**RAW DATA**
——————

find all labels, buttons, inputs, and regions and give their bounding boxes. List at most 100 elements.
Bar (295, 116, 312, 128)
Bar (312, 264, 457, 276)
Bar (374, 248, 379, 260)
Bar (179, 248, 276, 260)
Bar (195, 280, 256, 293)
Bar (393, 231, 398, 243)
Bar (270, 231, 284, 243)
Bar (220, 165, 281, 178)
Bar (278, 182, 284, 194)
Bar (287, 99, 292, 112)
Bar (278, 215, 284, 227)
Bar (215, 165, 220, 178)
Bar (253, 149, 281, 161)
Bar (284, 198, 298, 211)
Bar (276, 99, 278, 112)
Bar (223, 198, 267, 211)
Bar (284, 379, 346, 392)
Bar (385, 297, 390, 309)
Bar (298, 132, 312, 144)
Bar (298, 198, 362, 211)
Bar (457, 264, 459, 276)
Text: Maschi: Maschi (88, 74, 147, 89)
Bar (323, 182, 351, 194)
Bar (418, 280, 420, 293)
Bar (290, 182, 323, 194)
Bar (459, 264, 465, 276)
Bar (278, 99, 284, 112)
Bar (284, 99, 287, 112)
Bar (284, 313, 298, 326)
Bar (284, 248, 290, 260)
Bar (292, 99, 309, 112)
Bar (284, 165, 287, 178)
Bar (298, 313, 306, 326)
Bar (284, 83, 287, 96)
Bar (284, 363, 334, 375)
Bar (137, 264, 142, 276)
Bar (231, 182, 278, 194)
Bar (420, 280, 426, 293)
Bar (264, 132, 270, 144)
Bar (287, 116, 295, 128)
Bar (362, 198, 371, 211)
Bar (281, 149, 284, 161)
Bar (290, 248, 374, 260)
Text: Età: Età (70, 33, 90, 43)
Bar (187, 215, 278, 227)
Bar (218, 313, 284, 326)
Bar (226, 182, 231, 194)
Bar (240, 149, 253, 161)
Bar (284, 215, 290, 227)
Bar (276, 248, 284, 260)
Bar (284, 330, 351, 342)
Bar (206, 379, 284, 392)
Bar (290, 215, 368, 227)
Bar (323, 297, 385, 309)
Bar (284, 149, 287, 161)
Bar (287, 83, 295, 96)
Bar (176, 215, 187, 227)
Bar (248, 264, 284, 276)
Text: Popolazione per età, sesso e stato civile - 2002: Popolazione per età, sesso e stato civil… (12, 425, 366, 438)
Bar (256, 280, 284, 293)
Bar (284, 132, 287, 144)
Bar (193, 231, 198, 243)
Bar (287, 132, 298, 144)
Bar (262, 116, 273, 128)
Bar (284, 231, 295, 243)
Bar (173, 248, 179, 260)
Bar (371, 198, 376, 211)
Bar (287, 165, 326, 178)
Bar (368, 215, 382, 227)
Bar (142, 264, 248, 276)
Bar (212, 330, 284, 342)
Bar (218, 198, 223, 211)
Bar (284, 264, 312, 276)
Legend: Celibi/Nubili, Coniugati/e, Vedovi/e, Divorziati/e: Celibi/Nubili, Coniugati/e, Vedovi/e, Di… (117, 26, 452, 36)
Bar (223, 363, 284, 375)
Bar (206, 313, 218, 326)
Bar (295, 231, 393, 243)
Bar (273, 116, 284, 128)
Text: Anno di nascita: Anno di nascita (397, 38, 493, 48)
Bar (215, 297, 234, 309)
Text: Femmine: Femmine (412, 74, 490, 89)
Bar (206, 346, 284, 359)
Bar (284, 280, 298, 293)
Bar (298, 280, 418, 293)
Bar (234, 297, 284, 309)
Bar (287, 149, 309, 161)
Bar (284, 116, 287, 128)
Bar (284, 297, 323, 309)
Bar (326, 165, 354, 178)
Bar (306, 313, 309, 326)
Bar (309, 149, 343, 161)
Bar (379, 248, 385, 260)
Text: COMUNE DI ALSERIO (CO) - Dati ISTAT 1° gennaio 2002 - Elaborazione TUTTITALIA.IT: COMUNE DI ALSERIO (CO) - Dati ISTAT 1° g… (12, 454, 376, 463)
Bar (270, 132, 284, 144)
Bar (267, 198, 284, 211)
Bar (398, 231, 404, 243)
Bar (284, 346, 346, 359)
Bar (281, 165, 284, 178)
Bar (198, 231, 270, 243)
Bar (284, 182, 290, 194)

——————

**EXERCISE REQUIREMENTS**
Which lines in the material above contain the string "Text", with case counting? Pick out each of those lines and copy it in full.

**FULL OUTPUT**
Text: Maschi: Maschi (88, 74, 147, 89)
Text: Età: Età (70, 33, 90, 43)
Text: Popolazione per età, sesso e stato civile - 2002: Popolazione per età, sesso e stato civil… (12, 425, 366, 438)
Text: Anno di nascita: Anno di nascita (397, 38, 493, 48)
Text: Femmine: Femmine (412, 74, 490, 89)
Text: COMUNE DI ALSERIO (CO) - Dati ISTAT 1° gennaio 2002 - Elaborazione TUTTITALIA.IT: COMUNE DI ALSERIO (CO) - Dati ISTAT 1° g… (12, 454, 376, 463)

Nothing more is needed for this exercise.